=== What is expected ===
Locate each line with the string "smoothed" in the listing below and copy it.

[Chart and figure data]
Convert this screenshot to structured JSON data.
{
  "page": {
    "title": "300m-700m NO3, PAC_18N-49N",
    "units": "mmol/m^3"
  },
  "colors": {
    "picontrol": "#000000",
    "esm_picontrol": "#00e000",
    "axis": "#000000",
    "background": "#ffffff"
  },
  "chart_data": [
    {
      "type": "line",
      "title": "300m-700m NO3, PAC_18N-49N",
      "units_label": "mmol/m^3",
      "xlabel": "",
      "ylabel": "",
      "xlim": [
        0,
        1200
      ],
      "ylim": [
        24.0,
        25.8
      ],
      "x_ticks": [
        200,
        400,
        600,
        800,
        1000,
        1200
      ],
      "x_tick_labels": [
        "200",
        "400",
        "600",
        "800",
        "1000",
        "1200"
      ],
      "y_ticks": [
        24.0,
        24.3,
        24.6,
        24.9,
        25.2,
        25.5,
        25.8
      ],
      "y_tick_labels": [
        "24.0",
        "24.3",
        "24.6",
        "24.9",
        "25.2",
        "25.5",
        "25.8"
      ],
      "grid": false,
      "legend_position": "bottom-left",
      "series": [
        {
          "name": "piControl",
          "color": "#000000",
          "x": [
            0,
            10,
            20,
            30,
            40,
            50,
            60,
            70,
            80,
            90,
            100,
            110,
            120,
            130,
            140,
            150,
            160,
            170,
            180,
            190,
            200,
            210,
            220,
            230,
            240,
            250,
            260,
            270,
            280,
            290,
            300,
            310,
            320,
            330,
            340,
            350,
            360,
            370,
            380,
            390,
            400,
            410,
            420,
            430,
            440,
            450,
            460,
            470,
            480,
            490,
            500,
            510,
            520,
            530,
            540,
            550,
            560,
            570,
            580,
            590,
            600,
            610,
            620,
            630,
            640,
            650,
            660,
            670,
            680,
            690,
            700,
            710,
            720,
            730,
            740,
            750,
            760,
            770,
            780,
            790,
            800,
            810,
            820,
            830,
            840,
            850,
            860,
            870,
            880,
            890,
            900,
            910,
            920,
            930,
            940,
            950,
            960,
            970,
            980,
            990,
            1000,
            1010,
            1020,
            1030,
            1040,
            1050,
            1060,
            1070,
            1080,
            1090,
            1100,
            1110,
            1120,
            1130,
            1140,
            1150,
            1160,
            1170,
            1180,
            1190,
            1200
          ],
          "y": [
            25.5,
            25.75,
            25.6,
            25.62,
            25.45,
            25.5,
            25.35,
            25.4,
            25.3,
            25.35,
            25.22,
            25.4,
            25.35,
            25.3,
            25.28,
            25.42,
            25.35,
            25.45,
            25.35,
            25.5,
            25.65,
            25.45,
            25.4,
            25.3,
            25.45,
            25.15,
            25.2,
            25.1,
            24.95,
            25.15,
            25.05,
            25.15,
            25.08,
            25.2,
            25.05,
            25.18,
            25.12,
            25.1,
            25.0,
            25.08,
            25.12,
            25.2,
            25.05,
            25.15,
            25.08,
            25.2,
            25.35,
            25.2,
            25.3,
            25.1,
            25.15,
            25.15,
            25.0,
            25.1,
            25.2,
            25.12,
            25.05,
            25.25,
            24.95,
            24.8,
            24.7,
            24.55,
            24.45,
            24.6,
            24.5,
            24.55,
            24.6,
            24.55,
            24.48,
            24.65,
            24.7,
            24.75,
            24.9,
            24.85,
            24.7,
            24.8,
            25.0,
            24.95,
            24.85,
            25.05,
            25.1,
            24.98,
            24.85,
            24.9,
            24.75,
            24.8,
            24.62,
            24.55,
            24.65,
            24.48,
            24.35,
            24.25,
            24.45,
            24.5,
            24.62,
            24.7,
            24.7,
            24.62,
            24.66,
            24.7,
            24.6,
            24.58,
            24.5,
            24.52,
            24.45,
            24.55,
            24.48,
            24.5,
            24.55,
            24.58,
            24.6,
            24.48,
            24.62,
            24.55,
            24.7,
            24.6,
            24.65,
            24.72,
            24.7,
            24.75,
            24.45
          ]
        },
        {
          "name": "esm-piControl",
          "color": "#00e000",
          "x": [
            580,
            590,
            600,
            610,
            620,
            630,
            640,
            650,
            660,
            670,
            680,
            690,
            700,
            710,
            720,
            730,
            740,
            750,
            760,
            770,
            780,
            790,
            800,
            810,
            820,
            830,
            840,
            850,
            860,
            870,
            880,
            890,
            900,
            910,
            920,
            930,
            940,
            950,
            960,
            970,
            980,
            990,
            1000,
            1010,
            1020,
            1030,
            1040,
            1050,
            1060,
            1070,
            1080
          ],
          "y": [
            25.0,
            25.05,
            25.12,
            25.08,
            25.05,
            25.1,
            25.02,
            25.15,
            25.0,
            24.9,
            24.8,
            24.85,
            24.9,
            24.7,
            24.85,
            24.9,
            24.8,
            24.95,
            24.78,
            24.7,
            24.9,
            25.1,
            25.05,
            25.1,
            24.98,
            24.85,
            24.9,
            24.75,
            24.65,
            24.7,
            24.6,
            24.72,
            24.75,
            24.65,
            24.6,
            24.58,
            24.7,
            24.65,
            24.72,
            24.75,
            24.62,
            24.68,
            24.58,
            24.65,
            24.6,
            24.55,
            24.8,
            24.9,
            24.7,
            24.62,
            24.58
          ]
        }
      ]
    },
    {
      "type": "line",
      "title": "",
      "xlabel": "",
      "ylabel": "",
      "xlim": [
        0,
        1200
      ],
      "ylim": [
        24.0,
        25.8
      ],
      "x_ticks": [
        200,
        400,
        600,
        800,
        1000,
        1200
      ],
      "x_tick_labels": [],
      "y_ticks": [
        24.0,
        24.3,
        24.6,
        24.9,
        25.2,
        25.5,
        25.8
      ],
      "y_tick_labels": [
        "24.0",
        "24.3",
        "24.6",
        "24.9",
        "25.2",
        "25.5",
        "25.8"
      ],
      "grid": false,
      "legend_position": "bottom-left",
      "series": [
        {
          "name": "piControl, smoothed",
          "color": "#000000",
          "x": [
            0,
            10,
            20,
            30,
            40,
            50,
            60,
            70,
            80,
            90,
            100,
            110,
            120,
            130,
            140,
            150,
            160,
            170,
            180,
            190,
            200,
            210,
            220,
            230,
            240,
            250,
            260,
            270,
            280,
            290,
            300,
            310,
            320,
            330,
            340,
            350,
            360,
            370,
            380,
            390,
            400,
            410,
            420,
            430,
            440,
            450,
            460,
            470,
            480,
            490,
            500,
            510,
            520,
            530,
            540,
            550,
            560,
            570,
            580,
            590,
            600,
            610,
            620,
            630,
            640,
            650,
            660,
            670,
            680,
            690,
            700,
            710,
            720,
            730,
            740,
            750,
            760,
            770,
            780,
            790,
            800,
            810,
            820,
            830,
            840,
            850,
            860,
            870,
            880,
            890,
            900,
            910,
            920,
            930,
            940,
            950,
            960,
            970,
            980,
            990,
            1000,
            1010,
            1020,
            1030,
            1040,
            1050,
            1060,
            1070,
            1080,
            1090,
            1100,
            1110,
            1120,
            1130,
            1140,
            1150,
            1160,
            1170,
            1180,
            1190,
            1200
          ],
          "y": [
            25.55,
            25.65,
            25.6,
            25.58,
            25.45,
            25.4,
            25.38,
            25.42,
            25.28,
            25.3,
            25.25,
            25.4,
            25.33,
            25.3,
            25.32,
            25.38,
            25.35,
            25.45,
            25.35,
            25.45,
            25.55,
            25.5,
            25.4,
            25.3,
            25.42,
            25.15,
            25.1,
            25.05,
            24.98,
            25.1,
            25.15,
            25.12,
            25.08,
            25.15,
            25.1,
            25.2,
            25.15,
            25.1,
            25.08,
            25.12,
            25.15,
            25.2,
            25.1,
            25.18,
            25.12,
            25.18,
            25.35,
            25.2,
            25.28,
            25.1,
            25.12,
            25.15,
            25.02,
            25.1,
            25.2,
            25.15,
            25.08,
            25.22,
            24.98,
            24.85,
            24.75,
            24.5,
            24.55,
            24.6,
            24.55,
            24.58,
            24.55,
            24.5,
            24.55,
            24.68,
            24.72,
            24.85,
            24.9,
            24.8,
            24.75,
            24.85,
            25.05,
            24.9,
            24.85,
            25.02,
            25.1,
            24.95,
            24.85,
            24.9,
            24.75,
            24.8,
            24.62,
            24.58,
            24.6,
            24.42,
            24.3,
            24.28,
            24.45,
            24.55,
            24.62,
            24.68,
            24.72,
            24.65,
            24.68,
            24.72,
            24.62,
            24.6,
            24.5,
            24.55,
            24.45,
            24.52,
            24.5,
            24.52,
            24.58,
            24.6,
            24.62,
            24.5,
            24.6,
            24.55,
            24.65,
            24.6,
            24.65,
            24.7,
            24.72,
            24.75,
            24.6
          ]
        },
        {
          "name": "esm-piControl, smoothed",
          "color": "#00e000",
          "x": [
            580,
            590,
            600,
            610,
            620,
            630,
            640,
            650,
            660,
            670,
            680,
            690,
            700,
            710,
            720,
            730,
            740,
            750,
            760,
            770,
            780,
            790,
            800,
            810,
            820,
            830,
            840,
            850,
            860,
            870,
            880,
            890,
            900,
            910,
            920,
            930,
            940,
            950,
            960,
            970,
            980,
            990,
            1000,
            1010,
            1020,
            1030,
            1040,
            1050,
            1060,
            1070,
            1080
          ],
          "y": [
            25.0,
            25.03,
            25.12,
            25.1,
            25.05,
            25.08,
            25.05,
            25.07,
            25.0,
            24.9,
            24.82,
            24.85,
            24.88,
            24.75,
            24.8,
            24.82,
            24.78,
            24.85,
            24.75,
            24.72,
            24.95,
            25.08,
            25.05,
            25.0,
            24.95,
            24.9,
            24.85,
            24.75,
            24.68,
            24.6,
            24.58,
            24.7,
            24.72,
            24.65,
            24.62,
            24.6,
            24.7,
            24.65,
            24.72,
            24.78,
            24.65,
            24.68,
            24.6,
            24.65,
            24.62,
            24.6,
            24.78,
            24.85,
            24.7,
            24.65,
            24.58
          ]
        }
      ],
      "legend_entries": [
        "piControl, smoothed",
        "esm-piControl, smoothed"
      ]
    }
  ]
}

=== Solution for this exercise ===
          "name": "piControl, smoothed",
          "name": "esm-piControl, smoothed",
        "piControl, smoothed",
        "esm-piControl, smoothed"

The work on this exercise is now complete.